Aim of the exercise.
Locate all lines with the word "this" and copy them out.

↓

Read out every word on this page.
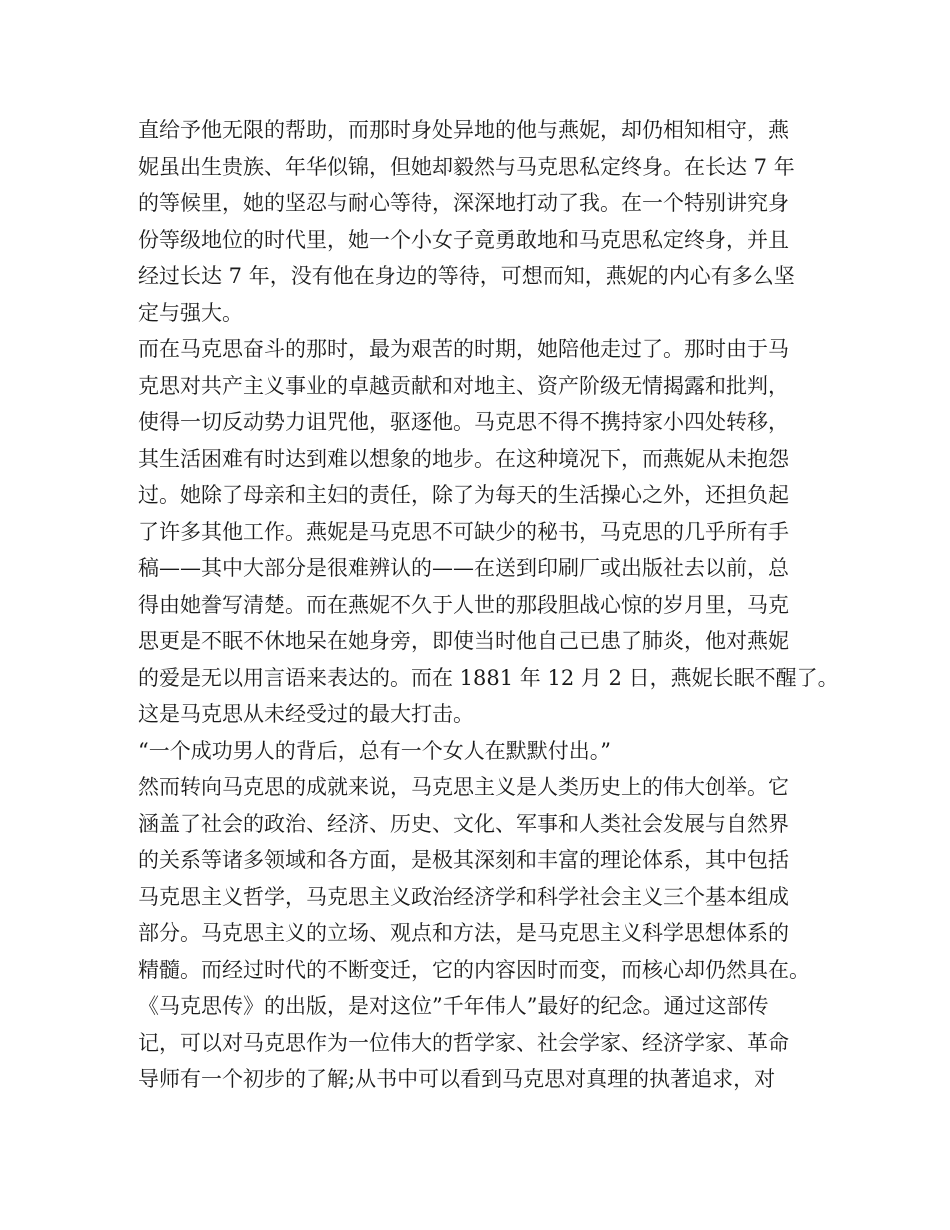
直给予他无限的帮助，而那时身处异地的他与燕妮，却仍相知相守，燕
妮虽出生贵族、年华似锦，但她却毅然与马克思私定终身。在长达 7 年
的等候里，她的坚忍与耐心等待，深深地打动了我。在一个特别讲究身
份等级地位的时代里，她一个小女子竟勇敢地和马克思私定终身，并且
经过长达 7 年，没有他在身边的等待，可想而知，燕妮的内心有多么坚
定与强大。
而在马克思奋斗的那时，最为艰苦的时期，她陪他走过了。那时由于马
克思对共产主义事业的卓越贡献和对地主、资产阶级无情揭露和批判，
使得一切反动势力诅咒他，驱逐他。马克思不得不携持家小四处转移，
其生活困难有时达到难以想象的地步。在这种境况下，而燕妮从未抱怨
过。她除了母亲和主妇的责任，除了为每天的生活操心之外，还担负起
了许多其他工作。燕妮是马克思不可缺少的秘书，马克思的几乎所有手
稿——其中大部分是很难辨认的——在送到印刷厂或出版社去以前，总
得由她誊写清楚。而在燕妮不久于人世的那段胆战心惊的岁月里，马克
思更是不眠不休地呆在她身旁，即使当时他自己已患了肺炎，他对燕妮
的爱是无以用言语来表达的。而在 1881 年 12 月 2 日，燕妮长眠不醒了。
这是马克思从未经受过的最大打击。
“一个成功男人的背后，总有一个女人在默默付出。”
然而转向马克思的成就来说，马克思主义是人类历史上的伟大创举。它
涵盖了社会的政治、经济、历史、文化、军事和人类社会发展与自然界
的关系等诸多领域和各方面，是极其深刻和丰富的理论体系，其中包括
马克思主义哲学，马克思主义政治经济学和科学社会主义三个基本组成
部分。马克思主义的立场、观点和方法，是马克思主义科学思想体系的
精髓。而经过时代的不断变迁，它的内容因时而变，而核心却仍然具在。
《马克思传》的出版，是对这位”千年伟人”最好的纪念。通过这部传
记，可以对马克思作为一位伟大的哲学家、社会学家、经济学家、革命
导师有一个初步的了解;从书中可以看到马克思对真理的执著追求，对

↑
↓

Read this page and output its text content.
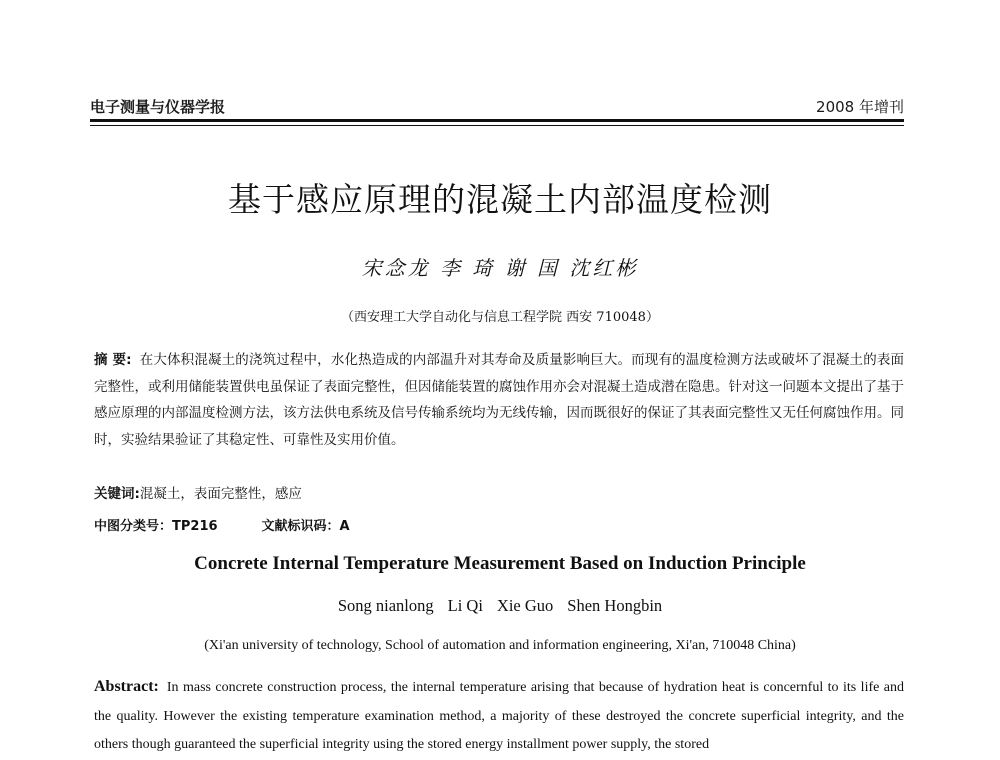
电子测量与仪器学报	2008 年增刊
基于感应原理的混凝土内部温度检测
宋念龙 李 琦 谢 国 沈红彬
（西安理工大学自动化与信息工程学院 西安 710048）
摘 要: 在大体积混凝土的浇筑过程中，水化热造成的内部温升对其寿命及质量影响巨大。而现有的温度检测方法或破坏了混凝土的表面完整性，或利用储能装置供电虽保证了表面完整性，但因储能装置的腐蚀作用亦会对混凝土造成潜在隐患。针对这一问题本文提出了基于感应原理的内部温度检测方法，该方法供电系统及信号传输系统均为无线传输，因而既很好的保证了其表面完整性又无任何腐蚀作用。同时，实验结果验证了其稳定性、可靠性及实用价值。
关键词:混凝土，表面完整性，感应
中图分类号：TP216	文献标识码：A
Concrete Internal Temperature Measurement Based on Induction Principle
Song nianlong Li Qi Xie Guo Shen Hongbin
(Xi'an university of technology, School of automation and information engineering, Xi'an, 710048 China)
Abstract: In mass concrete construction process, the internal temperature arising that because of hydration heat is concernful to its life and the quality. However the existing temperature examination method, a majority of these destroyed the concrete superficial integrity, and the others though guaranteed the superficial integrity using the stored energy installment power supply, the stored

↑

Finished task.
Read out every word on this page.
Read this page and output its text content.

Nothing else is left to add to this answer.